Given request
Repeat the listing that follows, character for character, minus the pictures.

+--

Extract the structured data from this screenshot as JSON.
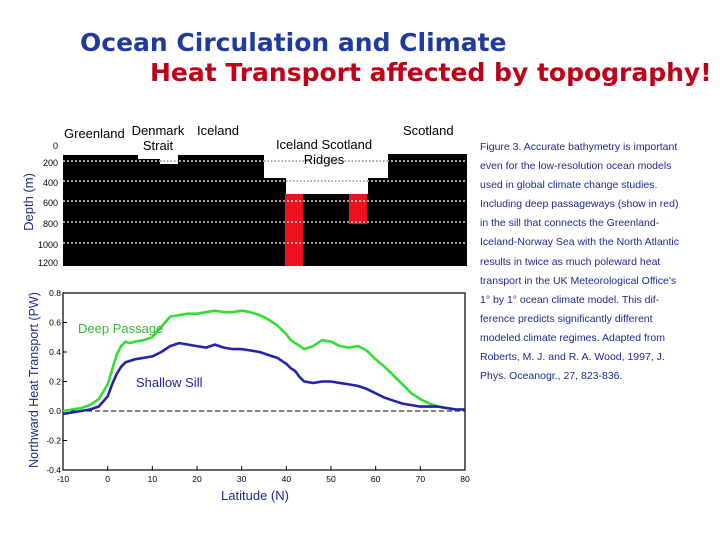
{
  "title": {
    "line1": "Ocean Circulation and Climate",
    "line2": "Heat Transport affected by topography!"
  },
  "section": {
    "regions": {
      "greenland": "Greenland",
      "denmark_strait": [
        "Denmark",
        "Strait"
      ],
      "iceland": "Iceland",
      "iceland_scotland_ridges": [
        "Iceland Scotland",
        "Ridges"
      ],
      "scotland": "Scotland"
    },
    "ylabel": "Depth (m)",
    "depth_ticks": [
      "0",
      "200",
      "400",
      "600",
      "800",
      "1000",
      "1200"
    ]
  },
  "chart_data": {
    "type": "line",
    "title": "",
    "xlabel": "Latitude (N)",
    "ylabel": "Northward Heat Transport (PW)",
    "xlim": [
      -10,
      80
    ],
    "ylim": [
      -0.4,
      0.8
    ],
    "x_ticks": [
      "-10",
      "0",
      "10",
      "20",
      "30",
      "40",
      "50",
      "60",
      "70",
      "80"
    ],
    "y_ticks": [
      "0.8",
      "0.6",
      "0.4",
      "0.2",
      "0.0",
      "-0.2",
      "-0.4"
    ],
    "series": [
      {
        "name": "Deep Passage",
        "color": "#33dd33",
        "x": [
          -10,
          -8,
          -6,
          -4,
          -2,
          0,
          1,
          2,
          3,
          4,
          5,
          6,
          8,
          10,
          12,
          14,
          16,
          18,
          20,
          22,
          24,
          26,
          28,
          30,
          32,
          34,
          36,
          38,
          40,
          41,
          42,
          43,
          44,
          46,
          48,
          50,
          52,
          54,
          56,
          58,
          60,
          62,
          64,
          66,
          68,
          70,
          72,
          74,
          76,
          78,
          80
        ],
        "values": [
          0.0,
          0.01,
          0.02,
          0.04,
          0.08,
          0.18,
          0.28,
          0.38,
          0.44,
          0.47,
          0.46,
          0.47,
          0.48,
          0.5,
          0.57,
          0.64,
          0.65,
          0.66,
          0.66,
          0.67,
          0.68,
          0.67,
          0.67,
          0.68,
          0.67,
          0.65,
          0.62,
          0.58,
          0.52,
          0.48,
          0.46,
          0.44,
          0.42,
          0.44,
          0.48,
          0.47,
          0.44,
          0.43,
          0.44,
          0.41,
          0.35,
          0.3,
          0.24,
          0.18,
          0.12,
          0.08,
          0.05,
          0.03,
          0.02,
          0.01,
          0.01
        ]
      },
      {
        "name": "Shallow Sill",
        "color": "#2222aa",
        "x": [
          -10,
          -8,
          -6,
          -4,
          -2,
          0,
          1,
          2,
          3,
          4,
          5,
          6,
          8,
          10,
          12,
          14,
          16,
          18,
          20,
          22,
          24,
          26,
          28,
          30,
          32,
          34,
          36,
          38,
          40,
          41,
          42,
          43,
          44,
          46,
          48,
          50,
          52,
          54,
          56,
          58,
          60,
          62,
          64,
          66,
          68,
          70,
          72,
          74,
          76,
          78,
          80
        ],
        "values": [
          -0.02,
          -0.01,
          0.0,
          0.01,
          0.03,
          0.1,
          0.18,
          0.25,
          0.3,
          0.33,
          0.34,
          0.35,
          0.36,
          0.37,
          0.4,
          0.44,
          0.46,
          0.45,
          0.44,
          0.43,
          0.45,
          0.43,
          0.42,
          0.42,
          0.41,
          0.4,
          0.38,
          0.36,
          0.32,
          0.29,
          0.27,
          0.23,
          0.2,
          0.19,
          0.2,
          0.2,
          0.19,
          0.18,
          0.17,
          0.15,
          0.12,
          0.09,
          0.07,
          0.05,
          0.04,
          0.03,
          0.03,
          0.03,
          0.02,
          0.01,
          0.01
        ]
      }
    ]
  },
  "caption": {
    "lines": [
      "Figure 3. Accurate bathymetry is important",
      "even for the low-resolution ocean models",
      "used in global climate change studies.",
      "Including deep passageways (show in red)",
      "in the sill that connects the Greenland-",
      "Iceland-Norway Sea with the North Atlantic",
      "results in twice as much poleward heat",
      "transport in the UK Meteorological Office's",
      "1° by 1° ocean climate model. This dif-",
      "ference predicts significantly different",
      "modeled climate regimes. Adapted from",
      "Roberts, M. J. and R. A. Wood, 1997, J.",
      "Phys. Oceanogr., 27, 823-836."
    ]
  }
}
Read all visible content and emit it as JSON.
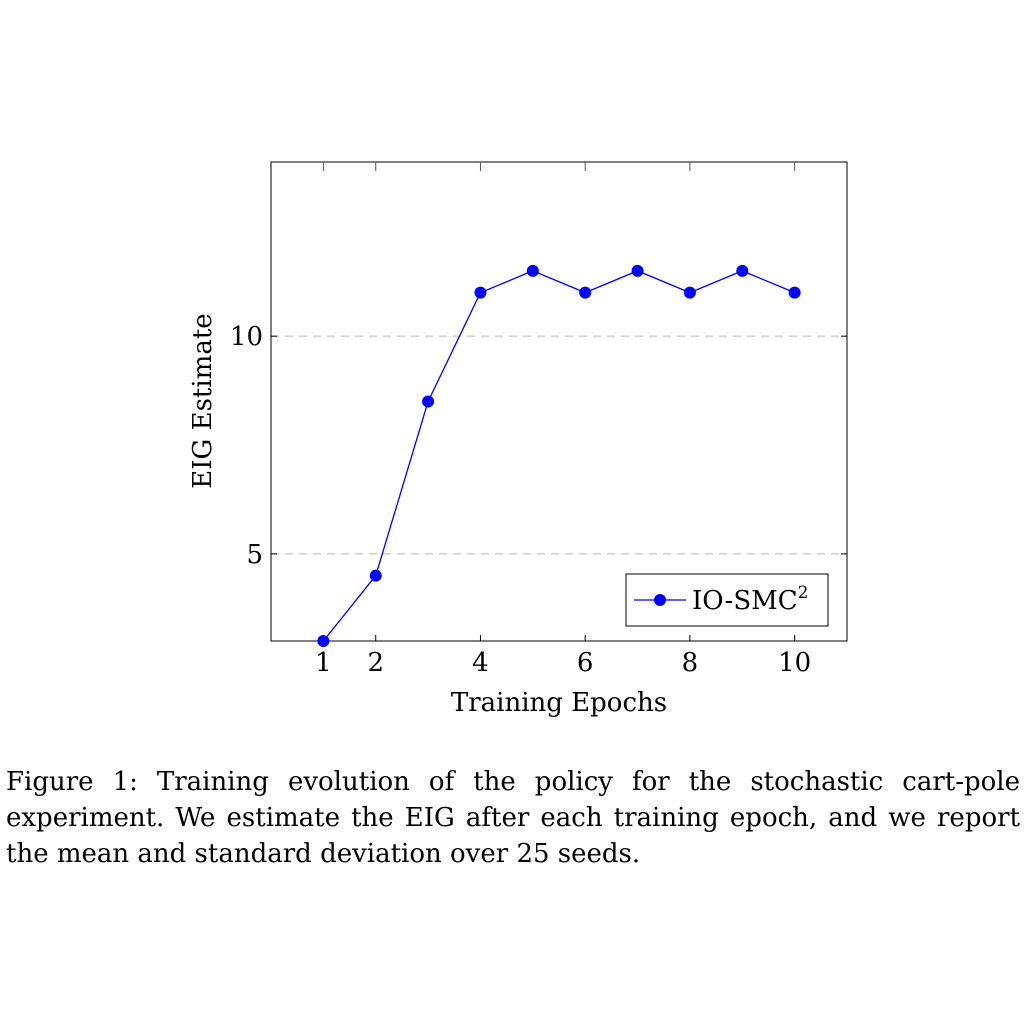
{
  "chart_data": {
    "type": "line",
    "title": "",
    "xlabel": "Training Epochs",
    "ylabel": "EIG Estimate",
    "xlim": [
      0,
      11
    ],
    "ylim": [
      3,
      14
    ],
    "x_ticks": [
      1,
      2,
      4,
      6,
      8,
      10
    ],
    "x_tick_labels": [
      "1",
      "2",
      "4",
      "6",
      "8",
      "10"
    ],
    "x_minor_ticks": [
      1,
      2,
      4,
      6,
      8,
      10
    ],
    "y_ticks": [
      5,
      10
    ],
    "y_tick_labels": [
      "5",
      "10"
    ],
    "grid": "horizontal dashed",
    "legend_position": "bottom-right",
    "series": [
      {
        "name": "IO-SMC",
        "name_superscript": "2",
        "color": "#0000ff",
        "marker": "circle",
        "x": [
          1,
          2,
          3,
          4,
          5,
          6,
          7,
          8,
          9,
          10
        ],
        "values": [
          3.0,
          4.5,
          8.5,
          11.0,
          11.5,
          11.0,
          11.5,
          11.0,
          11.5,
          11.0
        ]
      }
    ]
  },
  "caption": {
    "text": "Figure 1: Training evolution of the policy for the stochastic cart-pole experiment. We estimate the EIG after each training epoch, and we report the mean and standard deviation over 25 seeds."
  }
}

+--

Task result
Extract the structured data from this screenshot as JSON.
{
  "title": {
    "line1": "Ocean Circulation and Climate",
    "line2": "Heat Transport affected by topography!"
  },
  "section": {
    "regions": {
      "greenland": "Greenland",
      "denmark_strait": [
        "Denmark",
        "Strait"
      ],
      "iceland": "Iceland",
      "iceland_scotland_ridges": [
        "Iceland Scotland",
        "Ridges"
      ],
      "scotland": "Scotland"
    },
    "ylabel": "Depth (m)",
    "depth_ticks": [
      "0",
      "200",
      "400",
      "600",
      "800",
      "1000",
      "1200"
    ]
  },
  "chart_data": {
    "type": "line",
    "title": "",
    "xlabel": "Latitude (N)",
    "ylabel": "Northward Heat Transport (PW)",
    "xlim": [
      -10,
      80
    ],
    "ylim": [
      -0.4,
      0.8
    ],
    "x_ticks": [
      "-10",
      "0",
      "10",
      "20",
      "30",
      "40",
      "50",
      "60",
      "70",
      "80"
    ],
    "y_ticks": [
      "0.8",
      "0.6",
      "0.4",
      "0.2",
      "0.0",
      "-0.2",
      "-0.4"
    ],
    "series": [
      {
        "name": "Deep Passage",
        "color": "#33dd33",
        "x": [
          -10,
          -8,
          -6,
          -4,
          -2,
          0,
          1,
          2,
          3,
          4,
          5,
          6,
          8,
          10,
          12,
          14,
          16,
          18,
          20,
          22,
          24,
          26,
          28,
          30,
          32,
          34,
          36,
          38,
          40,
          41,
          42,
          43,
          44,
          46,
          48,
          50,
          52,
          54,
          56,
          58,
          60,
          62,
          64,
          66,
          68,
          70,
          72,
          74,
          76,
          78,
          80
        ],
        "values": [
          0.0,
          0.01,
          0.02,
          0.04,
          0.08,
          0.18,
          0.28,
          0.38,
          0.44,
          0.47,
          0.46,
          0.47,
          0.48,
          0.5,
          0.57,
          0.64,
          0.65,
          0.66,
          0.66,
          0.67,
          0.68,
          0.67,
          0.67,
          0.68,
          0.67,
          0.65,
          0.62,
          0.58,
          0.52,
          0.48,
          0.46,
          0.44,
          0.42,
          0.44,
          0.48,
          0.47,
          0.44,
          0.43,
          0.44,
          0.41,
          0.35,
          0.3,
          0.24,
          0.18,
          0.12,
          0.08,
          0.05,
          0.03,
          0.02,
          0.01,
          0.01
        ]
      },
      {
        "name": "Shallow Sill",
        "color": "#2222aa",
        "x": [
          -10,
          -8,
          -6,
          -4,
          -2,
          0,
          1,
          2,
          3,
          4,
          5,
          6,
          8,
          10,
          12,
          14,
          16,
          18,
          20,
          22,
          24,
          26,
          28,
          30,
          32,
          34,
          36,
          38,
          40,
          41,
          42,
          43,
          44,
          46,
          48,
          50,
          52,
          54,
          56,
          58,
          60,
          62,
          64,
          66,
          68,
          70,
          72,
          74,
          76,
          78,
          80
        ],
        "values": [
          -0.02,
          -0.01,
          0.0,
          0.01,
          0.03,
          0.1,
          0.18,
          0.25,
          0.3,
          0.33,
          0.34,
          0.35,
          0.36,
          0.37,
          0.4,
          0.44,
          0.46,
          0.45,
          0.44,
          0.43,
          0.45,
          0.43,
          0.42,
          0.42,
          0.41,
          0.4,
          0.38,
          0.36,
          0.32,
          0.29,
          0.27,
          0.23,
          0.2,
          0.19,
          0.2,
          0.2,
          0.19,
          0.18,
          0.17,
          0.15,
          0.12,
          0.09,
          0.07,
          0.05,
          0.04,
          0.03,
          0.03,
          0.03,
          0.02,
          0.01,
          0.01
        ]
      }
    ]
  },
  "caption": {
    "lines": [
      "Figure 3. Accurate bathymetry is important",
      "even for the low-resolution ocean models",
      "used in global climate change studies.",
      "Including deep passageways (show in red)",
      "in the sill that connects the Greenland-",
      "Iceland-Norway Sea with the North Atlantic",
      "results in twice as much poleward heat",
      "transport in the UK Meteorological Office's",
      "1° by 1° ocean climate model. This dif-",
      "ference predicts significantly different",
      "modeled climate regimes. Adapted from",
      "Roberts, M. J. and R. A. Wood, 1997, J.",
      "Phys. Oceanogr., 27, 823-836."
    ]
  }
}
Read all visible content and emit it as JSON.
{
  "chart_data": {
    "type": "line",
    "title": "",
    "xlabel": "Training Epochs",
    "ylabel": "EIG Estimate",
    "xlim": [
      0,
      11
    ],
    "ylim": [
      3,
      14
    ],
    "x_ticks": [
      1,
      2,
      4,
      6,
      8,
      10
    ],
    "x_tick_labels": [
      "1",
      "2",
      "4",
      "6",
      "8",
      "10"
    ],
    "x_minor_ticks": [
      1,
      2,
      4,
      6,
      8,
      10
    ],
    "y_ticks": [
      5,
      10
    ],
    "y_tick_labels": [
      "5",
      "10"
    ],
    "grid": "horizontal dashed",
    "legend_position": "bottom-right",
    "series": [
      {
        "name": "IO-SMC",
        "name_superscript": "2",
        "color": "#0000ff",
        "marker": "circle",
        "x": [
          1,
          2,
          3,
          4,
          5,
          6,
          7,
          8,
          9,
          10
        ],
        "values": [
          3.0,
          4.5,
          8.5,
          11.0,
          11.5,
          11.0,
          11.5,
          11.0,
          11.5,
          11.0
        ]
      }
    ]
  },
  "caption": {
    "text": "Figure 1: Training evolution of the policy for the stochastic cart-pole experiment. We estimate the EIG after each training epoch, and we report the mean and standard deviation over 25 seeds."
  }
}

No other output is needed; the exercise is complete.